++++ Estratto scelto
Purtroppo, spesso resistiamo a questa presenza silenziosa ed amorevole di Dio, illudendoci di essere i padroni della nostra vita. Respingiamo la sua paternità misericordiosa, rischiando di essere tagliati come un fico, che non dà frutti. Un rischio che non possiamo correre, soprattutto se consideriamo che “per ognuno di noi ogni momento che passa è sempre l’ultimo ed è carico del nostro destino eterno”.

Perciò, non differiamo il nostro convertirci a Gesù e alle esigenze del Suo Vangelo, né adagiamoci sul passato senza più rinnovarci, perché – come ammonisce San Paolo – “chi crede di stare in piedi, guardi di non cadere”. E la certezza di stare in piedi davanti a Cristo dipende dalla nostra responsabilità nel progettarci come uomini nuovi, con lo spirito sempre giovane, proiettato verso gli orizzonti di una profonda conversione del cuore.
++++++++
++++ Materiale mostrato
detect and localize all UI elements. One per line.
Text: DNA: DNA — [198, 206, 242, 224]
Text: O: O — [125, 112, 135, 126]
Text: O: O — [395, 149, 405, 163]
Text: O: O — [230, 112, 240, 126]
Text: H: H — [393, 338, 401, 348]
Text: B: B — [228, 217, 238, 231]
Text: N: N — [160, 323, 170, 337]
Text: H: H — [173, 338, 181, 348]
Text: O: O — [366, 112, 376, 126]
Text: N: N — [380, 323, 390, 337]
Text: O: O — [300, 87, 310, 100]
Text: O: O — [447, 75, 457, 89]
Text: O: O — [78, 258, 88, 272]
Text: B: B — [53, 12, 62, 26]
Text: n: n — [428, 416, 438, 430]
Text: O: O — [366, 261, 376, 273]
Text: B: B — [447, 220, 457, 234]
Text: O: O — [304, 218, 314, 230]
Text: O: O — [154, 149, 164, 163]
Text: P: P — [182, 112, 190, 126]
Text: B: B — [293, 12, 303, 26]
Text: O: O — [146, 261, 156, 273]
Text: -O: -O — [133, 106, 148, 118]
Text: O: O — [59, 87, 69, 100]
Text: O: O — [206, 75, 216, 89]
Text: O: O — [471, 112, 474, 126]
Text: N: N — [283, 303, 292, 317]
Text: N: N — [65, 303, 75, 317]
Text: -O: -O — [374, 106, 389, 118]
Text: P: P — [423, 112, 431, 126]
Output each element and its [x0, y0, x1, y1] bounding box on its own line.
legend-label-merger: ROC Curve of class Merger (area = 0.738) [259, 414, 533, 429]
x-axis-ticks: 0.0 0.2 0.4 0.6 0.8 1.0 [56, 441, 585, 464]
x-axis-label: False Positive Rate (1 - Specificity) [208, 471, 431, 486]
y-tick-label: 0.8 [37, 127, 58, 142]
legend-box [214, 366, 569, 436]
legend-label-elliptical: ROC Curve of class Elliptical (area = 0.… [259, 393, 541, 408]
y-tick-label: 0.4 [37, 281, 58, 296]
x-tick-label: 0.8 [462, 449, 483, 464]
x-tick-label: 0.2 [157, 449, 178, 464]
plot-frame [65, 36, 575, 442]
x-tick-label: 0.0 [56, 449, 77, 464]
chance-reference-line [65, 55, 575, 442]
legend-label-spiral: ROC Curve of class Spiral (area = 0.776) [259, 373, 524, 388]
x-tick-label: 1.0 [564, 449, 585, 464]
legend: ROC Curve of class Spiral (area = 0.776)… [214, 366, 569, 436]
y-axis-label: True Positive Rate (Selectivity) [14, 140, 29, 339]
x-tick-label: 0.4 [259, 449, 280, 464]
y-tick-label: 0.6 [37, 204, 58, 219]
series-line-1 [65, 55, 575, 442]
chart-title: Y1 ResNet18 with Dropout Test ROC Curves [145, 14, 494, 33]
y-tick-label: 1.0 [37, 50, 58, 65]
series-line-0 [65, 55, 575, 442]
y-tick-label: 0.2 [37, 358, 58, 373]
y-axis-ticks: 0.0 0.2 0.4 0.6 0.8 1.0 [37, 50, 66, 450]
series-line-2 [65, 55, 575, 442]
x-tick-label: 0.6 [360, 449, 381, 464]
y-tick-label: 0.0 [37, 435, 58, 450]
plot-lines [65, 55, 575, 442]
++++++++
++++ Materiale mostrato
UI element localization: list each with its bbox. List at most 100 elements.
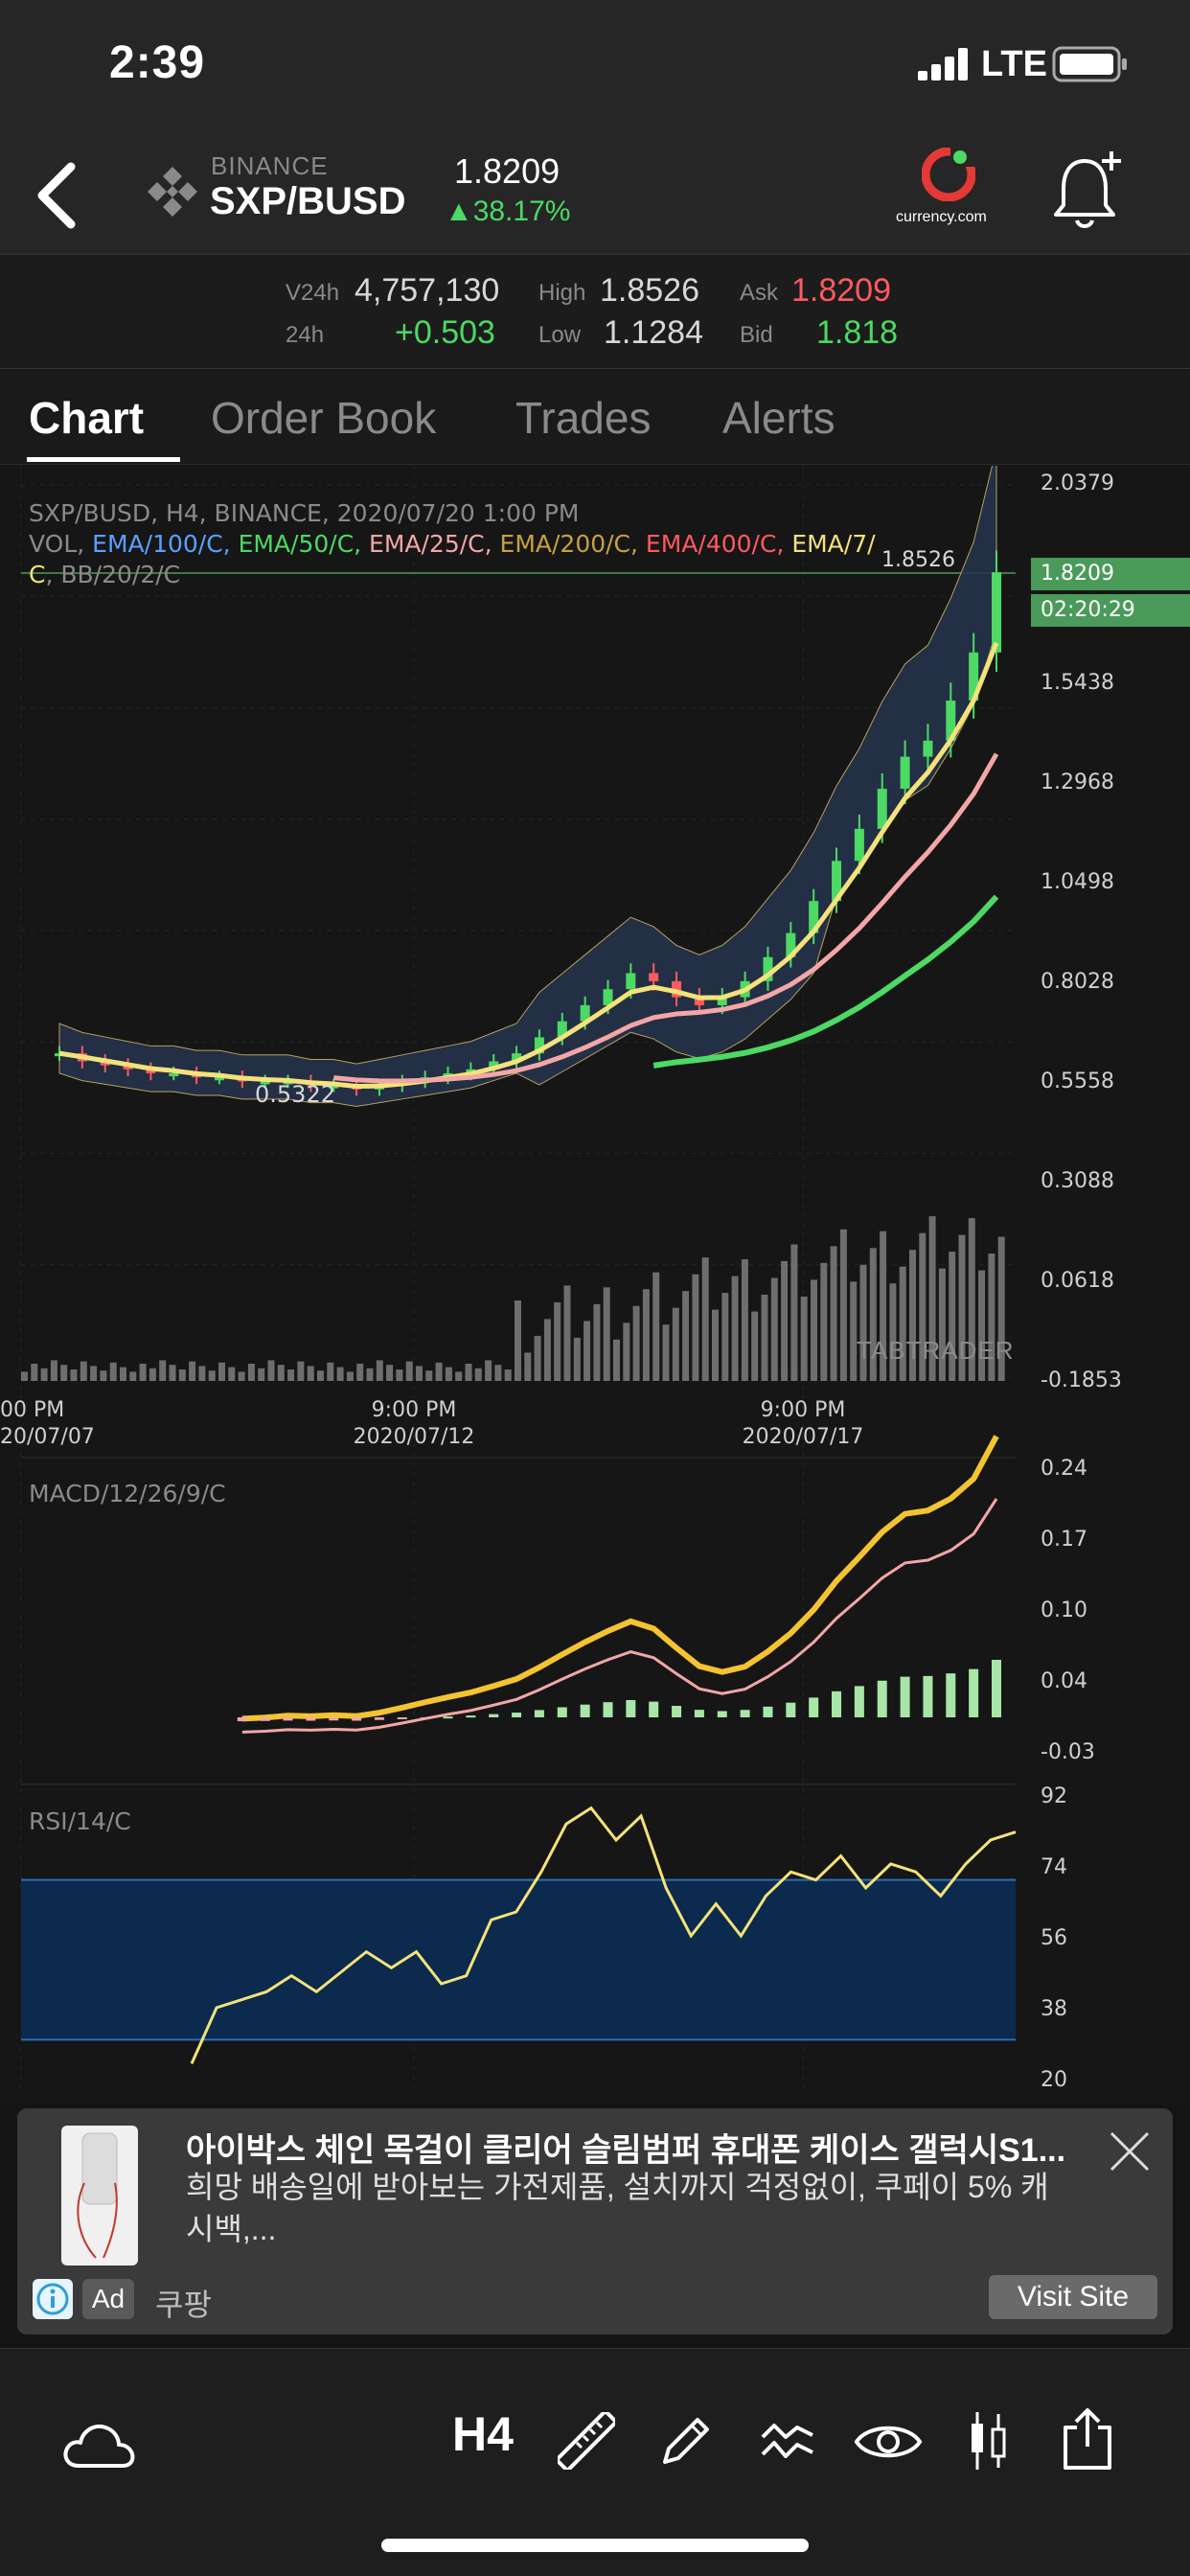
++++++++
++++ Materiale mostrato
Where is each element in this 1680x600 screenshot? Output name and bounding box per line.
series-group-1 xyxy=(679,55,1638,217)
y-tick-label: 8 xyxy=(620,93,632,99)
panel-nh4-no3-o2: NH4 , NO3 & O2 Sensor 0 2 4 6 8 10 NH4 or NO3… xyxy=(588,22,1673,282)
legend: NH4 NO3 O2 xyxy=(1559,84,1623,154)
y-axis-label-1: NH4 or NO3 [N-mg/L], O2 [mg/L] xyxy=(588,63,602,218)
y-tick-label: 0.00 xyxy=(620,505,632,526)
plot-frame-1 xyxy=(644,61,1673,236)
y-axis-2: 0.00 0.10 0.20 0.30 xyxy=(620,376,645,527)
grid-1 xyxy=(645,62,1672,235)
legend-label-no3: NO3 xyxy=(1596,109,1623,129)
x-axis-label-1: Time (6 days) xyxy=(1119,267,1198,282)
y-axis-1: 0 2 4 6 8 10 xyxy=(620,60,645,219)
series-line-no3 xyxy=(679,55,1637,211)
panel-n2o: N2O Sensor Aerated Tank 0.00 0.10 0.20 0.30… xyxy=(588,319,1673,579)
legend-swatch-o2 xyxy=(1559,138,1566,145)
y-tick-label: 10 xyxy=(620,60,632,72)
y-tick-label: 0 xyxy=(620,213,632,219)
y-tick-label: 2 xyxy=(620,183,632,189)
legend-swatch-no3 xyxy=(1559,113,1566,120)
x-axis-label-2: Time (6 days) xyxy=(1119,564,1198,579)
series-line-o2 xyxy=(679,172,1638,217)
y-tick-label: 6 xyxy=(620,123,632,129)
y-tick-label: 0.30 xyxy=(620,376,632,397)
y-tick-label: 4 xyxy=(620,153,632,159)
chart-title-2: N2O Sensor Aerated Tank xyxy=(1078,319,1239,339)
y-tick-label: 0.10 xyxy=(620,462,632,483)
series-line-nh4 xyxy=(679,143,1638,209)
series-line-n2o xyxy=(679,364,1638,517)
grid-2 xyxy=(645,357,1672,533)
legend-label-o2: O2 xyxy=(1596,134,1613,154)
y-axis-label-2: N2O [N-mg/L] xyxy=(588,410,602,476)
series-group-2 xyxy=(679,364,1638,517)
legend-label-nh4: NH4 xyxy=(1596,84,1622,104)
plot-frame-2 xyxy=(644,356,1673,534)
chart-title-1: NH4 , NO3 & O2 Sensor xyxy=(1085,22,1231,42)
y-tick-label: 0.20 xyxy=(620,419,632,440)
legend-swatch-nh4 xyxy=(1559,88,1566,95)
++++++++
**Esercizi**
a - Riassumi in due frasi il brano sulla conversione.
b - Nel brano sulla conversione, a che cosa viene paragonato chi respinge la paternità misericordiosa di Dio?
c - Scrivi il seguito del brano sulla conversione, a partire dalla sua ultima frase.
Il materiale non serve a questo lavoro.

**Soluzioni**
a - Spesso resistiamo alla presenza silenziosa e amorevole di Dio credendoci padroni della nostra vita, e così rischiamo di essere tagliati come un fico senza frutti, un rischio grave perché ogni momento che passa può essere l'ultimo. Per questo non dobbiamo rimandare la conversione a Gesù né adagiarci sul passato, ma progettarci come uomini nuovi, con uno spirito sempre giovane rivolto a una profonda conversione del cuore.

b - A un fico che non dà frutti e rischia di essere tagliato.

c -
Dio e l’uomo

niloDio e l’uomo camminano spesso su arcobaleni paralleli.
L’ Uno vola sempre con la volontà della misericordia,
l’ altro vuole giocare con gli artigli della libertà.
Alla tenerezza di Dio, i cui respiri non mancano mai,
l’ uomo preferisce le vie tortuose della superbia,
che scivolano quasi sempre nei vicoli della cecitá.
Tra chi dona e chi rifiuta; tra chi ama e chi odia,
l’ uomo rivela quanta irresponsabilitá ha nel cuore:
un canovaccio che ripete ogni giorno e attraversa
la storia, scrivendo dolorose pagine di tragedie.

 

I don Abbondio moderni

“Il coraggio quando uno non ce l’ha – dice don Abbondio – non se lo può dare”.
Così, ieri come oggi, il coraggio della verità, della coerenza è solo un grido di parole, che cede facilmente al vento della prepotenza e di qualsiasi potere.
Tutti, a parole, sono bravi nel gridare il rispetto di se stessi, del proprio ruolo, e persino delle idee, mentre, in concreto, al cospetto di larvate minacce o aperte speranze, si piegano, soffocando ogni tonalità di sè.

Il don Abbondio non resta una semplice memoria manzoniana.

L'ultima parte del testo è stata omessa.